• **Directive**
Return all of the data exactly as given.

(Source data)
------------------------------------------------------------

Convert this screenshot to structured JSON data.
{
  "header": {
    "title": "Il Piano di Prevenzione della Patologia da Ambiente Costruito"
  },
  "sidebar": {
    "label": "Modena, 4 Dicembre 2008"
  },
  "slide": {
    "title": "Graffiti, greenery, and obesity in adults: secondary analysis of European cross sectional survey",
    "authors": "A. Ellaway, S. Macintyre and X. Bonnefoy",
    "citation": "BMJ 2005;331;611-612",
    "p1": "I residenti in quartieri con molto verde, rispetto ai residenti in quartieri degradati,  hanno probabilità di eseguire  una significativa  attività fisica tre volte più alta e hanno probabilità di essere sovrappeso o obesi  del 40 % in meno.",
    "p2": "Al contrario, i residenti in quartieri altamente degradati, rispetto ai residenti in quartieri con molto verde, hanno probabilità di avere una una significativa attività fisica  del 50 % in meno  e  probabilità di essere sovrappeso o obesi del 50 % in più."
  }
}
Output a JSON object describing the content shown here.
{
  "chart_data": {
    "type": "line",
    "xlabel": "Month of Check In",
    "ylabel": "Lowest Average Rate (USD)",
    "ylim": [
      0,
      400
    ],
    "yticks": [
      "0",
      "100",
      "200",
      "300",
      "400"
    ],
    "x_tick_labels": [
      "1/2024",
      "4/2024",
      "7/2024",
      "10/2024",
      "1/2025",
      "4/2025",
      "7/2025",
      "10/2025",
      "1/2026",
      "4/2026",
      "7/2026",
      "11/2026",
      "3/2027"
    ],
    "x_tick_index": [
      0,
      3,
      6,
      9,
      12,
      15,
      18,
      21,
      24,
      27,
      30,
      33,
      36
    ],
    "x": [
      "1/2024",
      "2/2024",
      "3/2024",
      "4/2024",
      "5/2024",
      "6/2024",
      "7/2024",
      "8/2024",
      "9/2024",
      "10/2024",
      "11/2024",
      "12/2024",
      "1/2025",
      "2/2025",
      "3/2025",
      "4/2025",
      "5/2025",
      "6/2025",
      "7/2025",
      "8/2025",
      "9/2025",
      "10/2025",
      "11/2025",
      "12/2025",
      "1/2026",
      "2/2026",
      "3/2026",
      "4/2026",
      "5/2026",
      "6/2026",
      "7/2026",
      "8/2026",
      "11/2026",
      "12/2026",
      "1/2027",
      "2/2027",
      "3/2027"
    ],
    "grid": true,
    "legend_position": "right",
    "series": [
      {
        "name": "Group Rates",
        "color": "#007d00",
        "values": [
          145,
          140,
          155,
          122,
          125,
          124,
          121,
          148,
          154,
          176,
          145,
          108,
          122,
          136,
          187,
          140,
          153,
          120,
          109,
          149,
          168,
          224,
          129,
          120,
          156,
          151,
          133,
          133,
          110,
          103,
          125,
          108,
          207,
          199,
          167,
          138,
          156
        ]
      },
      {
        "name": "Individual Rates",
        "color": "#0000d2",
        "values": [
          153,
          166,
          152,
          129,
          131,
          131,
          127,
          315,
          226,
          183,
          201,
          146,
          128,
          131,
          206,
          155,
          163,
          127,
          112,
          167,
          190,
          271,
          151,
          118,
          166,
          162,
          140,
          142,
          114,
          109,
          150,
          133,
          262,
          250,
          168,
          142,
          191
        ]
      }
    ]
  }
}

------------------------------------------------------------

• **Worked answer**
Convert this screenshot to structured JSON data.
{
  "header": {
    "title": "Il Piano di Prevenzione della Patologia da Ambiente Costruito"
  },
  "sidebar": {
    "label": "Modena, 4 Dicembre 2008"
  },
  "slide": {
    "title": "Graffiti, greenery, and obesity in adults: secondary analysis of European cross sectional survey",
    "authors": "A. Ellaway, S. Macintyre and X. Bonnefoy",
    "citation": "BMJ 2005;331;611-612",
    "p1": "I residenti in quartieri con molto verde, rispetto ai residenti in quartieri degradati,  hanno probabilità di eseguire  una significativa  attività fisica tre volte più alta e hanno probabilità di essere sovrappeso o obesi  del 40 % in meno.",
    "p2": "Al contrario, i residenti in quartieri altamente degradati, rispetto ai residenti in quartieri con molto verde, hanno probabilità di avere una una significativa attività fisica  del 50 % in meno  e  probabilità di essere sovrappeso o obesi del 50 % in più."
  }
}
Output a JSON object describing the content shown here.
{
  "chart_data": {
    "type": "line",
    "xlabel": "Month of Check In",
    "ylabel": "Lowest Average Rate (USD)",
    "ylim": [
      0,
      400
    ],
    "yticks": [
      "0",
      "100",
      "200",
      "300",
      "400"
    ],
    "x_tick_labels": [
      "1/2024",
      "4/2024",
      "7/2024",
      "10/2024",
      "1/2025",
      "4/2025",
      "7/2025",
      "10/2025",
      "1/2026",
      "4/2026",
      "7/2026",
      "11/2026",
      "3/2027"
    ],
    "x_tick_index": [
      0,
      3,
      6,
      9,
      12,
      15,
      18,
      21,
      24,
      27,
      30,
      33,
      36
    ],
    "x": [
      "1/2024",
      "2/2024",
      "3/2024",
      "4/2024",
      "5/2024",
      "6/2024",
      "7/2024",
      "8/2024",
      "9/2024",
      "10/2024",
      "11/2024",
      "12/2024",
      "1/2025",
      "2/2025",
      "3/2025",
      "4/2025",
      "5/2025",
      "6/2025",
      "7/2025",
      "8/2025",
      "9/2025",
      "10/2025",
      "11/2025",
      "12/2025",
      "1/2026",
      "2/2026",
      "3/2026",
      "4/2026",
      "5/2026",
      "6/2026",
      "7/2026",
      "8/2026",
      "11/2026",
      "12/2026",
      "1/2027",
      "2/2027",
      "3/2027"
    ],
    "grid": true,
    "legend_position": "right",
    "series": [
      {
        "name": "Group Rates",
        "color": "#007d00",
        "values": [
          145,
          140,
          155,
          122,
          125,
          124,
          121,
          148,
          154,
          176,
          145,
          108,
          122,
          136,
          187,
          140,
          153,
          120,
          109,
          149,
          168,
          224,
          129,
          120,
          156,
          151,
          133,
          133,
          110,
          103,
          125,
          108,
          207,
          199,
          167,
          138,
          156
        ]
      },
      {
        "name": "Individual Rates",
        "color": "#0000d2",
        "values": [
          153,
          166,
          152,
          129,
          131,
          131,
          127,
          315,
          226,
          183,
          201,
          146,
          128,
          131,
          206,
          155,
          163,
          127,
          112,
          167,
          190,
          271,
          151,
          118,
          166,
          162,
          140,
          142,
          114,
          109,
          150,
          133,
          262,
          250,
          168,
          142,
          191
        ]
      }
    ]
  }
}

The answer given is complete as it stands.